__Instructions to follow__
Every entry that follows needs to be repeated exactly.

__Some records__
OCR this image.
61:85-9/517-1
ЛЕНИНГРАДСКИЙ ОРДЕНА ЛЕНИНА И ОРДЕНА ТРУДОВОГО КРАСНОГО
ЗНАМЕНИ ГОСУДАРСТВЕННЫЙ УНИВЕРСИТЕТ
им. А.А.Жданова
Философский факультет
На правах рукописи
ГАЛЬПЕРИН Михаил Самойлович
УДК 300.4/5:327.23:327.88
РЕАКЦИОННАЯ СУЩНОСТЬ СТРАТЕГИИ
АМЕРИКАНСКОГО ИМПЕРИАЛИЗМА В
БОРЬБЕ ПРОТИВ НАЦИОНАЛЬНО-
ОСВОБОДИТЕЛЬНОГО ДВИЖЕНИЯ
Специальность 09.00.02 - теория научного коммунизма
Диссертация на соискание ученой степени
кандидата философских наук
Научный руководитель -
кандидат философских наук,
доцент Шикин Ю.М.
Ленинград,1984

__The response__
OCR this image.
61:85-9/517-1
ЛЕНИНГРАДСКИЙ ОРДЕНА ЛЕНИНА И ОРДЕНА ТРУДОВОГО КРАСНОГО
ЗНАМЕНИ ГОСУДАРСТВЕННЫЙ УНИВЕРСИТЕТ
им. А.А.Жданова
Философский факультет
На правах рукописи
ГАЛЬПЕРИН Михаил Самойлович
УДК 300.4/5:327.23:327.88
РЕАКЦИОННАЯ СУЩНОСТЬ СТРАТЕГИИ
АМЕРИКАНСКОГО ИМПЕРИАЛИЗМА В
БОРЬБЕ ПРОТИВ НАЦИОНАЛЬНО-
ОСВОБОДИТЕЛЬНОГО ДВИЖЕНИЯ
Специальность 09.00.02 - теория научного коммунизма
Диссертация на соискание ученой степени
кандидата философских наук
Научный руководитель -
кандидат философских наук,
доцент Шикин Ю.М.
Ленинград,1984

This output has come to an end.